EXERCISE INPUTS:
□ □ □ □ □ □ □
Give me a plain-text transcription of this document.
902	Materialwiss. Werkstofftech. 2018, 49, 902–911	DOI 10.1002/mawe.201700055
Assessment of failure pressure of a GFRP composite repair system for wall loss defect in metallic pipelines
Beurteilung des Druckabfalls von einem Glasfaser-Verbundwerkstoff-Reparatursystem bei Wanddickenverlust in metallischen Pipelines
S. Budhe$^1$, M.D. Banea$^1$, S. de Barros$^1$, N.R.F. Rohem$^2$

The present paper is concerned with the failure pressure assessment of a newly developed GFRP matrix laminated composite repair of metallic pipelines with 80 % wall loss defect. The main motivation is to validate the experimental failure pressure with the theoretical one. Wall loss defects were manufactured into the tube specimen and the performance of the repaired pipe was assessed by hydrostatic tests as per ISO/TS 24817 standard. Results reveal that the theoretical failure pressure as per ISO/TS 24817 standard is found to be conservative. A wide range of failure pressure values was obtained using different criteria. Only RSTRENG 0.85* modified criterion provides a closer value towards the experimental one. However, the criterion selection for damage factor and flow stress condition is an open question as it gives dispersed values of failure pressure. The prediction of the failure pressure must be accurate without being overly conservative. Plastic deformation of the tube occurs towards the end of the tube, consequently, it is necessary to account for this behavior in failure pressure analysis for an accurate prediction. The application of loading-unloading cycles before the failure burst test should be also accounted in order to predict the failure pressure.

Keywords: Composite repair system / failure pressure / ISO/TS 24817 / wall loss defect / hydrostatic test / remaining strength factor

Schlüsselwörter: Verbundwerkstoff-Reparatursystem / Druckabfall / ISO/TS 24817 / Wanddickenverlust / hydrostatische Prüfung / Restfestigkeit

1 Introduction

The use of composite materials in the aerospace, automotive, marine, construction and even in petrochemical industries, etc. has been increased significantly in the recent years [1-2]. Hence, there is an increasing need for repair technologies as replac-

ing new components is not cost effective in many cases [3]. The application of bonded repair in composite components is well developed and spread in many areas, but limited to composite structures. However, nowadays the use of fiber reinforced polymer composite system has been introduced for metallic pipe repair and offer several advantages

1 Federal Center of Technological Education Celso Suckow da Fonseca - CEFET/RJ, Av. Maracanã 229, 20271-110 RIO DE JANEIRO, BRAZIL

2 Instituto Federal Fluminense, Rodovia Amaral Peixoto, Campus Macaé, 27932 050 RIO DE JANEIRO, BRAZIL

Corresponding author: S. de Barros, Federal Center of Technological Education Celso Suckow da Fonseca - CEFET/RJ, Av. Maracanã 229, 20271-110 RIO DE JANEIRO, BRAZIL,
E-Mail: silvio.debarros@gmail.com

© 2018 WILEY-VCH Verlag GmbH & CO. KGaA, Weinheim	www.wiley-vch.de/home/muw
□ □ □ □ □ □ □
SET EXERCISE: Produce a verbatim transcription of the entries above.

TASK ANSWER:
Give me a plain-text transcription of this document.
902	Materialwiss. Werkstofftech. 2018, 49, 902–911	DOI 10.1002/mawe.201700055
Assessment of failure pressure of a GFRP composite repair system for wall loss defect in metallic pipelines
Beurteilung des Druckabfalls von einem Glasfaser-Verbundwerkstoff-Reparatursystem bei Wanddickenverlust in metallischen Pipelines
S. Budhe$^1$, M.D. Banea$^1$, S. de Barros$^1$, N.R.F. Rohem$^2$

The present paper is concerned with the failure pressure assessment of a newly developed GFRP matrix laminated composite repair of metallic pipelines with 80 % wall loss defect. The main motivation is to validate the experimental failure pressure with the theoretical one. Wall loss defects were manufactured into the tube specimen and the performance of the repaired pipe was assessed by hydrostatic tests as per ISO/TS 24817 standard. Results reveal that the theoretical failure pressure as per ISO/TS 24817 standard is found to be conservative. A wide range of failure pressure values was obtained using different criteria. Only RSTRENG 0.85* modified criterion provides a closer value towards the experimental one. However, the criterion selection for damage factor and flow stress condition is an open question as it gives dispersed values of failure pressure. The prediction of the failure pressure must be accurate without being overly conservative. Plastic deformation of the tube occurs towards the end of the tube, consequently, it is necessary to account for this behavior in failure pressure analysis for an accurate prediction. The application of loading-unloading cycles before the failure burst test should be also accounted in order to predict the failure pressure.

Keywords: Composite repair system / failure pressure / ISO/TS 24817 / wall loss defect / hydrostatic test / remaining strength factor

Schlüsselwörter: Verbundwerkstoff-Reparatursystem / Druckabfall / ISO/TS 24817 / Wanddickenverlust / hydrostatische Prüfung / Restfestigkeit

1 Introduction

The use of composite materials in the aerospace, automotive, marine, construction and even in petrochemical industries, etc. has been increased significantly in the recent years [1-2]. Hence, there is an increasing need for repair technologies as replac-

ing new components is not cost effective in many cases [3]. The application of bonded repair in composite components is well developed and spread in many areas, but limited to composite structures. However, nowadays the use of fiber reinforced polymer composite system has been introduced for metallic pipe repair and offer several advantages

1 Federal Center of Technological Education Celso Suckow da Fonseca - CEFET/RJ, Av. Maracanã 229, 20271-110 RIO DE JANEIRO, BRAZIL

2 Instituto Federal Fluminense, Rodovia Amaral Peixoto, Campus Macaé, 27932 050 RIO DE JANEIRO, BRAZIL

Corresponding author: S. de Barros, Federal Center of Technological Education Celso Suckow da Fonseca - CEFET/RJ, Av. Maracanã 229, 20271-110 RIO DE JANEIRO, BRAZIL,
E-Mail: silvio.debarros@gmail.com

© 2018 WILEY-VCH Verlag GmbH & CO. KGaA, Weinheim	www.wiley-vch.de/home/muw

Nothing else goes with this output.